Repeat each record exactly. Any picture gets left out.

Items from a data source:
+ + + + + + +

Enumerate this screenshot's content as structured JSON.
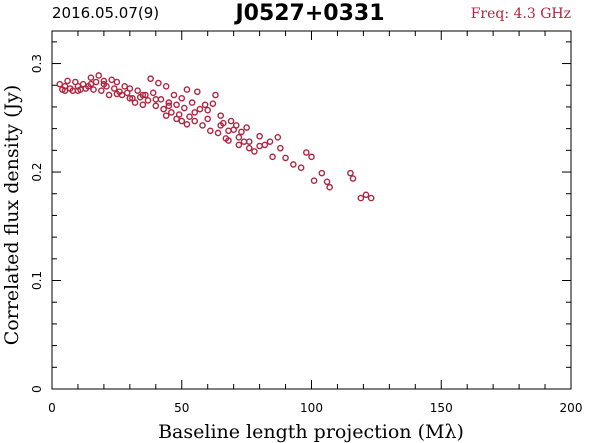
{
  "header": {
    "date": "2016.05.07(9)",
    "source": "J0527+0331",
    "frequency": "Freq: 4.3 GHz"
  },
  "colors": {
    "points": "#b0243f",
    "freq_text": "#b0243f",
    "axes": "#000000"
  },
  "chart_data": {
    "type": "scatter",
    "xlabel": "Baseline length projection (Mλ)",
    "ylabel": "Correlated flux density (Jy)",
    "xlim": [
      0,
      200
    ],
    "ylim": [
      0,
      0.33
    ],
    "x_ticks": [
      0,
      50,
      100,
      150,
      200
    ],
    "y_ticks": [
      0,
      0.1,
      0.2,
      0.3
    ],
    "x_tick_labels": [
      "0",
      "50",
      "100",
      "150",
      "200"
    ],
    "y_tick_labels": [
      "0",
      "0.1",
      "0.2",
      "0.3"
    ],
    "marker": "open-circle",
    "grid": false,
    "points": [
      [
        3,
        0.281
      ],
      [
        4,
        0.276
      ],
      [
        5,
        0.279
      ],
      [
        6,
        0.284
      ],
      [
        7,
        0.277
      ],
      [
        8,
        0.275
      ],
      [
        9,
        0.283
      ],
      [
        10,
        0.279
      ],
      [
        11,
        0.276
      ],
      [
        12,
        0.281
      ],
      [
        13,
        0.277
      ],
      [
        14,
        0.279
      ],
      [
        15,
        0.287
      ],
      [
        16,
        0.276
      ],
      [
        17,
        0.283
      ],
      [
        18,
        0.289
      ],
      [
        19,
        0.275
      ],
      [
        20,
        0.281
      ],
      [
        21,
        0.279
      ],
      [
        22,
        0.271
      ],
      [
        23,
        0.285
      ],
      [
        24,
        0.277
      ],
      [
        25,
        0.283
      ],
      [
        26,
        0.274
      ],
      [
        27,
        0.271
      ],
      [
        28,
        0.279
      ],
      [
        29,
        0.273
      ],
      [
        30,
        0.277
      ],
      [
        31,
        0.268
      ],
      [
        32,
        0.264
      ],
      [
        33,
        0.275
      ],
      [
        34,
        0.269
      ],
      [
        35,
        0.262
      ],
      [
        36,
        0.271
      ],
      [
        37,
        0.266
      ],
      [
        38,
        0.286
      ],
      [
        39,
        0.273
      ],
      [
        40,
        0.261
      ],
      [
        41,
        0.282
      ],
      [
        42,
        0.267
      ],
      [
        43,
        0.258
      ],
      [
        44,
        0.279
      ],
      [
        45,
        0.264
      ],
      [
        46,
        0.255
      ],
      [
        47,
        0.271
      ],
      [
        48,
        0.262
      ],
      [
        49,
        0.253
      ],
      [
        50,
        0.268
      ],
      [
        51,
        0.259
      ],
      [
        52,
        0.276
      ],
      [
        53,
        0.251
      ],
      [
        54,
        0.264
      ],
      [
        55,
        0.247
      ],
      [
        56,
        0.274
      ],
      [
        57,
        0.258
      ],
      [
        58,
        0.243
      ],
      [
        59,
        0.262
      ],
      [
        60,
        0.249
      ],
      [
        61,
        0.238
      ],
      [
        62,
        0.263
      ],
      [
        63,
        0.271
      ],
      [
        64,
        0.236
      ],
      [
        65,
        0.252
      ],
      [
        66,
        0.245
      ],
      [
        67,
        0.231
      ],
      [
        68,
        0.229
      ],
      [
        69,
        0.247
      ],
      [
        70,
        0.239
      ],
      [
        71,
        0.243
      ],
      [
        72,
        0.225
      ],
      [
        73,
        0.237
      ],
      [
        74,
        0.228
      ],
      [
        75,
        0.241
      ],
      [
        76,
        0.222
      ],
      [
        78,
        0.219
      ],
      [
        80,
        0.233
      ],
      [
        82,
        0.225
      ],
      [
        84,
        0.228
      ],
      [
        85,
        0.214
      ],
      [
        87,
        0.232
      ],
      [
        88,
        0.222
      ],
      [
        90,
        0.213
      ],
      [
        93,
        0.207
      ],
      [
        96,
        0.204
      ],
      [
        98,
        0.218
      ],
      [
        100,
        0.214
      ],
      [
        101,
        0.192
      ],
      [
        104,
        0.199
      ],
      [
        106,
        0.191
      ],
      [
        107,
        0.186
      ],
      [
        115,
        0.199
      ],
      [
        116,
        0.194
      ],
      [
        119,
        0.176
      ],
      [
        121,
        0.179
      ],
      [
        123,
        0.176
      ],
      [
        5,
        0.275
      ],
      [
        10,
        0.275
      ],
      [
        15,
        0.281
      ],
      [
        20,
        0.284
      ],
      [
        25,
        0.272
      ],
      [
        30,
        0.268
      ],
      [
        35,
        0.271
      ],
      [
        40,
        0.267
      ],
      [
        45,
        0.261
      ],
      [
        50,
        0.247
      ],
      [
        55,
        0.255
      ],
      [
        60,
        0.257
      ],
      [
        65,
        0.243
      ],
      [
        68,
        0.238
      ],
      [
        72,
        0.232
      ],
      [
        76,
        0.228
      ],
      [
        80,
        0.224
      ],
      [
        44,
        0.252
      ],
      [
        48,
        0.249
      ],
      [
        52,
        0.244
      ]
    ]
  }
}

+ + + + + + +

* _TASK ANSWER_:
Enumerate this screenshot's content as structured JSON.
{
  "header": {
    "date": "2016.05.07(9)",
    "source": "J0527+0331",
    "frequency": "Freq: 4.3 GHz"
  },
  "colors": {
    "points": "#b0243f",
    "freq_text": "#b0243f",
    "axes": "#000000"
  },
  "chart_data": {
    "type": "scatter",
    "xlabel": "Baseline length projection (Mλ)",
    "ylabel": "Correlated flux density (Jy)",
    "xlim": [
      0,
      200
    ],
    "ylim": [
      0,
      0.33
    ],
    "x_ticks": [
      0,
      50,
      100,
      150,
      200
    ],
    "y_ticks": [
      0,
      0.1,
      0.2,
      0.3
    ],
    "x_tick_labels": [
      "0",
      "50",
      "100",
      "150",
      "200"
    ],
    "y_tick_labels": [
      "0",
      "0.1",
      "0.2",
      "0.3"
    ],
    "marker": "open-circle",
    "grid": false,
    "points": [
      [
        3,
        0.281
      ],
      [
        4,
        0.276
      ],
      [
        5,
        0.279
      ],
      [
        6,
        0.284
      ],
      [
        7,
        0.277
      ],
      [
        8,
        0.275
      ],
      [
        9,
        0.283
      ],
      [
        10,
        0.279
      ],
      [
        11,
        0.276
      ],
      [
        12,
        0.281
      ],
      [
        13,
        0.277
      ],
      [
        14,
        0.279
      ],
      [
        15,
        0.287
      ],
      [
        16,
        0.276
      ],
      [
        17,
        0.283
      ],
      [
        18,
        0.289
      ],
      [
        19,
        0.275
      ],
      [
        20,
        0.281
      ],
      [
        21,
        0.279
      ],
      [
        22,
        0.271
      ],
      [
        23,
        0.285
      ],
      [
        24,
        0.277
      ],
      [
        25,
        0.283
      ],
      [
        26,
        0.274
      ],
      [
        27,
        0.271
      ],
      [
        28,
        0.279
      ],
      [
        29,
        0.273
      ],
      [
        30,
        0.277
      ],
      [
        31,
        0.268
      ],
      [
        32,
        0.264
      ],
      [
        33,
        0.275
      ],
      [
        34,
        0.269
      ],
      [
        35,
        0.262
      ],
      [
        36,
        0.271
      ],
      [
        37,
        0.266
      ],
      [
        38,
        0.286
      ],
      [
        39,
        0.273
      ],
      [
        40,
        0.261
      ],
      [
        41,
        0.282
      ],
      [
        42,
        0.267
      ],
      [
        43,
        0.258
      ],
      [
        44,
        0.279
      ],
      [
        45,
        0.264
      ],
      [
        46,
        0.255
      ],
      [
        47,
        0.271
      ],
      [
        48,
        0.262
      ],
      [
        49,
        0.253
      ],
      [
        50,
        0.268
      ],
      [
        51,
        0.259
      ],
      [
        52,
        0.276
      ],
      [
        53,
        0.251
      ],
      [
        54,
        0.264
      ],
      [
        55,
        0.247
      ],
      [
        56,
        0.274
      ],
      [
        57,
        0.258
      ],
      [
        58,
        0.243
      ],
      [
        59,
        0.262
      ],
      [
        60,
        0.249
      ],
      [
        61,
        0.238
      ],
      [
        62,
        0.263
      ],
      [
        63,
        0.271
      ],
      [
        64,
        0.236
      ],
      [
        65,
        0.252
      ],
      [
        66,
        0.245
      ],
      [
        67,
        0.231
      ],
      [
        68,
        0.229
      ],
      [
        69,
        0.247
      ],
      [
        70,
        0.239
      ],
      [
        71,
        0.243
      ],
      [
        72,
        0.225
      ],
      [
        73,
        0.237
      ],
      [
        74,
        0.228
      ],
      [
        75,
        0.241
      ],
      [
        76,
        0.222
      ],
      [
        78,
        0.219
      ],
      [
        80,
        0.233
      ],
      [
        82,
        0.225
      ],
      [
        84,
        0.228
      ],
      [
        85,
        0.214
      ],
      [
        87,
        0.232
      ],
      [
        88,
        0.222
      ],
      [
        90,
        0.213
      ],
      [
        93,
        0.207
      ],
      [
        96,
        0.204
      ],
      [
        98,
        0.218
      ],
      [
        100,
        0.214
      ],
      [
        101,
        0.192
      ],
      [
        104,
        0.199
      ],
      [
        106,
        0.191
      ],
      [
        107,
        0.186
      ],
      [
        115,
        0.199
      ],
      [
        116,
        0.194
      ],
      [
        119,
        0.176
      ],
      [
        121,
        0.179
      ],
      [
        123,
        0.176
      ],
      [
        5,
        0.275
      ],
      [
        10,
        0.275
      ],
      [
        15,
        0.281
      ],
      [
        20,
        0.284
      ],
      [
        25,
        0.272
      ],
      [
        30,
        0.268
      ],
      [
        35,
        0.271
      ],
      [
        40,
        0.267
      ],
      [
        45,
        0.261
      ],
      [
        50,
        0.247
      ],
      [
        55,
        0.255
      ],
      [
        60,
        0.257
      ],
      [
        65,
        0.243
      ],
      [
        68,
        0.238
      ],
      [
        72,
        0.232
      ],
      [
        76,
        0.228
      ],
      [
        80,
        0.224
      ],
      [
        44,
        0.252
      ],
      [
        48,
        0.249
      ],
      [
        52,
        0.244
      ]
    ]
  }
}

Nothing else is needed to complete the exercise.